ACTION ITEM. If anything in the data looks odd, keep it anyway and write the whole listing out unchanged.

EXERCISE MATERIAL.
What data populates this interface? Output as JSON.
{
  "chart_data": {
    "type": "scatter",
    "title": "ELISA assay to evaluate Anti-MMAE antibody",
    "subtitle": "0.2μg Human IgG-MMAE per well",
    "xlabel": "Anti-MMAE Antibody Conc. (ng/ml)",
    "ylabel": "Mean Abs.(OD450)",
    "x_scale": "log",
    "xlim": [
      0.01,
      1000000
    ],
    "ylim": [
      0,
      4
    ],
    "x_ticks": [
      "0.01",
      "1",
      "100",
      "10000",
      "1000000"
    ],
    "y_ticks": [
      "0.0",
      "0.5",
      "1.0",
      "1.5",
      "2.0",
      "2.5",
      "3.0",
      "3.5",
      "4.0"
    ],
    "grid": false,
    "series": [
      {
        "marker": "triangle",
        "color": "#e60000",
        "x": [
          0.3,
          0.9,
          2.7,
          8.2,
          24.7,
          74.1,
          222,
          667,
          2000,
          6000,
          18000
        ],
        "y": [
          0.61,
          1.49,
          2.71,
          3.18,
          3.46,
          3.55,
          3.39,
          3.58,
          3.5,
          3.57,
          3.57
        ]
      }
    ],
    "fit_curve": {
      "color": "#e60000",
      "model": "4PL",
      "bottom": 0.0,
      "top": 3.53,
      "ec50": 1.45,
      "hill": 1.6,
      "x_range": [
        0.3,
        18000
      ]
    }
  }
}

EXERCISE RESPONSE.
What data populates this interface? Output as JSON.
{
  "chart_data": {
    "type": "scatter",
    "title": "ELISA assay to evaluate Anti-MMAE antibody",
    "subtitle": "0.2μg Human IgG-MMAE per well",
    "xlabel": "Anti-MMAE Antibody Conc. (ng/ml)",
    "ylabel": "Mean Abs.(OD450)",
    "x_scale": "log",
    "xlim": [
      0.01,
      1000000
    ],
    "ylim": [
      0,
      4
    ],
    "x_ticks": [
      "0.01",
      "1",
      "100",
      "10000",
      "1000000"
    ],
    "y_ticks": [
      "0.0",
      "0.5",
      "1.0",
      "1.5",
      "2.0",
      "2.5",
      "3.0",
      "3.5",
      "4.0"
    ],
    "grid": false,
    "series": [
      {
        "marker": "triangle",
        "color": "#e60000",
        "x": [
          0.3,
          0.9,
          2.7,
          8.2,
          24.7,
          74.1,
          222,
          667,
          2000,
          6000,
          18000
        ],
        "y": [
          0.61,
          1.49,
          2.71,
          3.18,
          3.46,
          3.55,
          3.39,
          3.58,
          3.5,
          3.57,
          3.57
        ]
      }
    ],
    "fit_curve": {
      "color": "#e60000",
      "model": "4PL",
      "bottom": 0.0,
      "top": 3.53,
      "ec50": 1.45,
      "hill": 1.6,
      "x_range": [
        0.3,
        18000
      ]
    }
  }
}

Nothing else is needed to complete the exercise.